__Direction__. Repeat every record below exactly, leaving out the pictures.

#####

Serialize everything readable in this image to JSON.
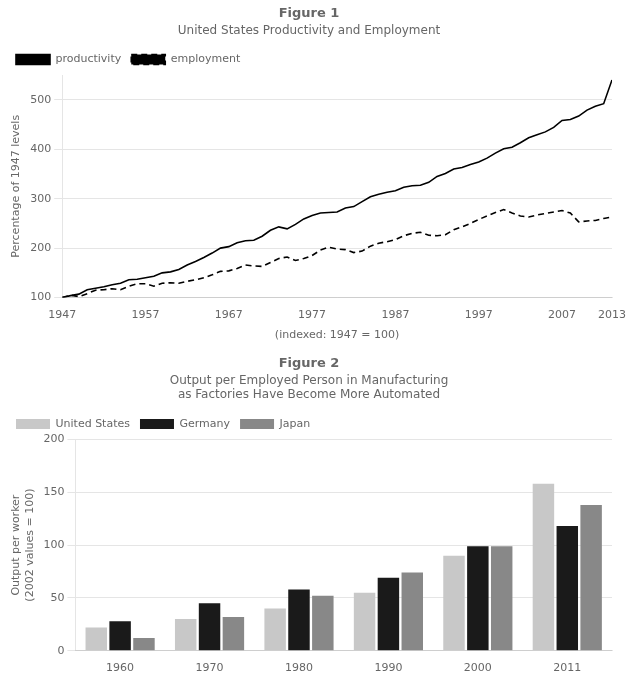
{
  "chart_data": [
    {
      "type": "line",
      "title": "Figure 1",
      "subtitle": "United States Productivity and Employment",
      "xlabel": "(indexed: 1947 = 100)",
      "ylabel": "Percentage of 1947 levels",
      "x": [
        1947,
        1948,
        1949,
        1950,
        1951,
        1952,
        1953,
        1954,
        1955,
        1956,
        1957,
        1958,
        1959,
        1960,
        1961,
        1962,
        1963,
        1964,
        1965,
        1966,
        1967,
        1968,
        1969,
        1970,
        1971,
        1972,
        1973,
        1974,
        1975,
        1976,
        1977,
        1978,
        1979,
        1980,
        1981,
        1982,
        1983,
        1984,
        1985,
        1986,
        1987,
        1988,
        1989,
        1990,
        1991,
        1992,
        1993,
        1994,
        1995,
        1996,
        1997,
        1998,
        1999,
        2000,
        2001,
        2002,
        2003,
        2004,
        2005,
        2006,
        2007,
        2008,
        2009,
        2010,
        2011,
        2012,
        2013
      ],
      "series": [
        {
          "name": "productivity",
          "color": "#000000",
          "line_style": "solid",
          "values": [
            100,
            104,
            107,
            116,
            119,
            122,
            126,
            129,
            136,
            137,
            140,
            143,
            150,
            152,
            157,
            166,
            173,
            181,
            190,
            200,
            203,
            211,
            215,
            216,
            224,
            236,
            243,
            239,
            248,
            259,
            266,
            271,
            272,
            273,
            281,
            284,
            294,
            304,
            309,
            313,
            316,
            323,
            326,
            327,
            333,
            345,
            351,
            360,
            363,
            369,
            374,
            382,
            392,
            401,
            404,
            413,
            423,
            429,
            435,
            444,
            458,
            460,
            467,
            479,
            487,
            492,
            540
          ]
        },
        {
          "name": "employment",
          "color": "#000000",
          "line_style": "dashed",
          "values": [
            100,
            105,
            102,
            108,
            115,
            116,
            118,
            116,
            123,
            128,
            128,
            123,
            129,
            130,
            129,
            133,
            136,
            140,
            146,
            153,
            154,
            159,
            166,
            164,
            163,
            171,
            179,
            182,
            175,
            179,
            185,
            196,
            202,
            198,
            197,
            191,
            194,
            204,
            210,
            213,
            217,
            225,
            230,
            232,
            226,
            225,
            227,
            237,
            243,
            250,
            258,
            265,
            272,
            278,
            271,
            265,
            263,
            267,
            270,
            273,
            276,
            271,
            253,
            255,
            256,
            260,
            263
          ]
        }
      ],
      "xlim": [
        1947,
        2013
      ],
      "xticks": [
        1947,
        1957,
        1967,
        1977,
        1987,
        1997,
        2007,
        2013
      ],
      "ylim": [
        100,
        550
      ],
      "yticks": [
        100,
        200,
        300,
        400,
        500
      ],
      "grid": "y",
      "legend": "upper left"
    },
    {
      "type": "bar",
      "title": "Figure 2",
      "subtitle": [
        "Output per Employed Person in Manufacturing",
        "as Factories Have Become More Automated"
      ],
      "ylabel": [
        "Output per worker",
        "(2002 values = 100)"
      ],
      "categories": [
        "1960",
        "1970",
        "1980",
        "1990",
        "2000",
        "2011"
      ],
      "series": [
        {
          "name": "United States",
          "color": "#c8c8c8",
          "values": [
            22,
            30,
            40,
            55,
            90,
            158
          ]
        },
        {
          "name": "Germany",
          "color": "#1a1a1a",
          "values": [
            28,
            45,
            58,
            69,
            99,
            118
          ]
        },
        {
          "name": "Japan",
          "color": "#888888",
          "values": [
            12,
            32,
            52,
            74,
            99,
            138
          ]
        }
      ],
      "ylim": [
        0,
        200
      ],
      "yticks": [
        0,
        50,
        100,
        150,
        200
      ],
      "grid": "y",
      "legend": "upper left"
    }
  ]
}
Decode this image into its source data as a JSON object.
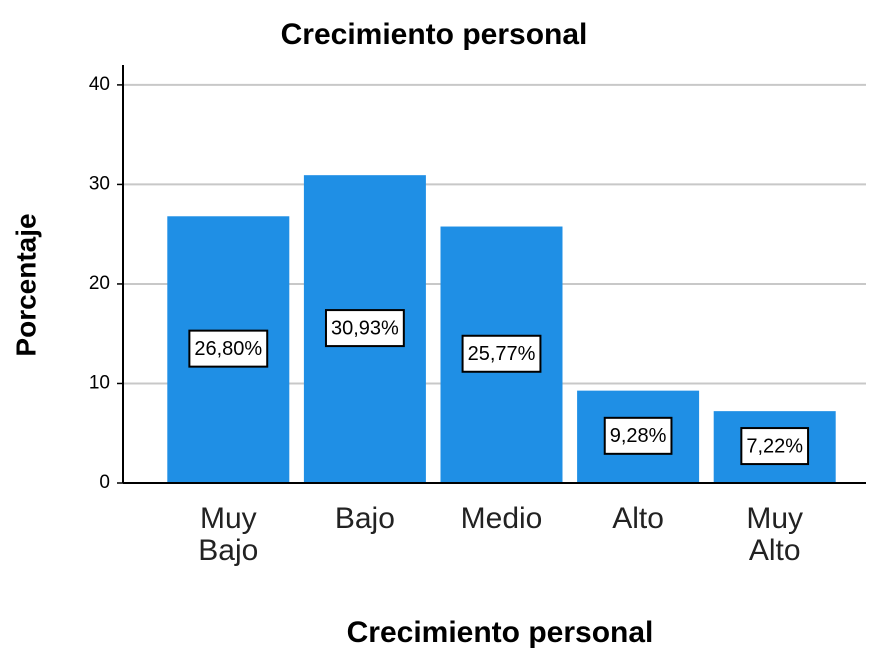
{
  "chart_data": {
    "type": "bar",
    "title": "Crecimiento personal",
    "x_label": "Crecimiento personal",
    "y_label": "Porcentaje",
    "categories": [
      "Muy Bajo",
      "Bajo",
      "Medio",
      "Alto",
      "Muy Alto"
    ],
    "values": [
      26.8,
      30.93,
      25.77,
      9.28,
      7.22
    ],
    "value_labels": [
      "26,80%",
      "30,93%",
      "25,77%",
      "9,28%",
      "7,22%"
    ],
    "color": "#1f8fe5",
    "ylim": [
      0,
      42
    ],
    "yticks": [
      0,
      10,
      20,
      30,
      40
    ],
    "grid": true
  }
}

#####

__Solved problem__.
Serialize everything readable in this image to JSON.
{
  "chart_data": [
    {
      "type": "line",
      "title": "Figure 1",
      "subtitle": "United States Productivity and Employment",
      "xlabel": "(indexed: 1947 = 100)",
      "ylabel": "Percentage of 1947 levels",
      "x": [
        1947,
        1948,
        1949,
        1950,
        1951,
        1952,
        1953,
        1954,
        1955,
        1956,
        1957,
        1958,
        1959,
        1960,
        1961,
        1962,
        1963,
        1964,
        1965,
        1966,
        1967,
        1968,
        1969,
        1970,
        1971,
        1972,
        1973,
        1974,
        1975,
        1976,
        1977,
        1978,
        1979,
        1980,
        1981,
        1982,
        1983,
        1984,
        1985,
        1986,
        1987,
        1988,
        1989,
        1990,
        1991,
        1992,
        1993,
        1994,
        1995,
        1996,
        1997,
        1998,
        1999,
        2000,
        2001,
        2002,
        2003,
        2004,
        2005,
        2006,
        2007,
        2008,
        2009,
        2010,
        2011,
        2012,
        2013
      ],
      "series": [
        {
          "name": "productivity",
          "color": "#000000",
          "line_style": "solid",
          "values": [
            100,
            104,
            107,
            116,
            119,
            122,
            126,
            129,
            136,
            137,
            140,
            143,
            150,
            152,
            157,
            166,
            173,
            181,
            190,
            200,
            203,
            211,
            215,
            216,
            224,
            236,
            243,
            239,
            248,
            259,
            266,
            271,
            272,
            273,
            281,
            284,
            294,
            304,
            309,
            313,
            316,
            323,
            326,
            327,
            333,
            345,
            351,
            360,
            363,
            369,
            374,
            382,
            392,
            401,
            404,
            413,
            423,
            429,
            435,
            444,
            458,
            460,
            467,
            479,
            487,
            492,
            540
          ]
        },
        {
          "name": "employment",
          "color": "#000000",
          "line_style": "dashed",
          "values": [
            100,
            105,
            102,
            108,
            115,
            116,
            118,
            116,
            123,
            128,
            128,
            123,
            129,
            130,
            129,
            133,
            136,
            140,
            146,
            153,
            154,
            159,
            166,
            164,
            163,
            171,
            179,
            182,
            175,
            179,
            185,
            196,
            202,
            198,
            197,
            191,
            194,
            204,
            210,
            213,
            217,
            225,
            230,
            232,
            226,
            225,
            227,
            237,
            243,
            250,
            258,
            265,
            272,
            278,
            271,
            265,
            263,
            267,
            270,
            273,
            276,
            271,
            253,
            255,
            256,
            260,
            263
          ]
        }
      ],
      "xlim": [
        1947,
        2013
      ],
      "xticks": [
        1947,
        1957,
        1967,
        1977,
        1987,
        1997,
        2007,
        2013
      ],
      "ylim": [
        100,
        550
      ],
      "yticks": [
        100,
        200,
        300,
        400,
        500
      ],
      "grid": "y",
      "legend": "upper left"
    },
    {
      "type": "bar",
      "title": "Figure 2",
      "subtitle": [
        "Output per Employed Person in Manufacturing",
        "as Factories Have Become More Automated"
      ],
      "ylabel": [
        "Output per worker",
        "(2002 values = 100)"
      ],
      "categories": [
        "1960",
        "1970",
        "1980",
        "1990",
        "2000",
        "2011"
      ],
      "series": [
        {
          "name": "United States",
          "color": "#c8c8c8",
          "values": [
            22,
            30,
            40,
            55,
            90,
            158
          ]
        },
        {
          "name": "Germany",
          "color": "#1a1a1a",
          "values": [
            28,
            45,
            58,
            69,
            99,
            118
          ]
        },
        {
          "name": "Japan",
          "color": "#888888",
          "values": [
            12,
            32,
            52,
            74,
            99,
            138
          ]
        }
      ],
      "ylim": [
        0,
        200
      ],
      "yticks": [
        0,
        50,
        100,
        150,
        200
      ],
      "grid": "y",
      "legend": "upper left"
    }
  ]
}
Decode this image into its source data as a JSON object.
{
  "chart_data": {
    "type": "bar",
    "title": "Crecimiento personal",
    "x_label": "Crecimiento personal",
    "y_label": "Porcentaje",
    "categories": [
      "Muy Bajo",
      "Bajo",
      "Medio",
      "Alto",
      "Muy Alto"
    ],
    "values": [
      26.8,
      30.93,
      25.77,
      9.28,
      7.22
    ],
    "value_labels": [
      "26,80%",
      "30,93%",
      "25,77%",
      "9,28%",
      "7,22%"
    ],
    "color": "#1f8fe5",
    "ylim": [
      0,
      42
    ],
    "yticks": [
      0,
      10,
      20,
      30,
      40
    ],
    "grid": true
  }
}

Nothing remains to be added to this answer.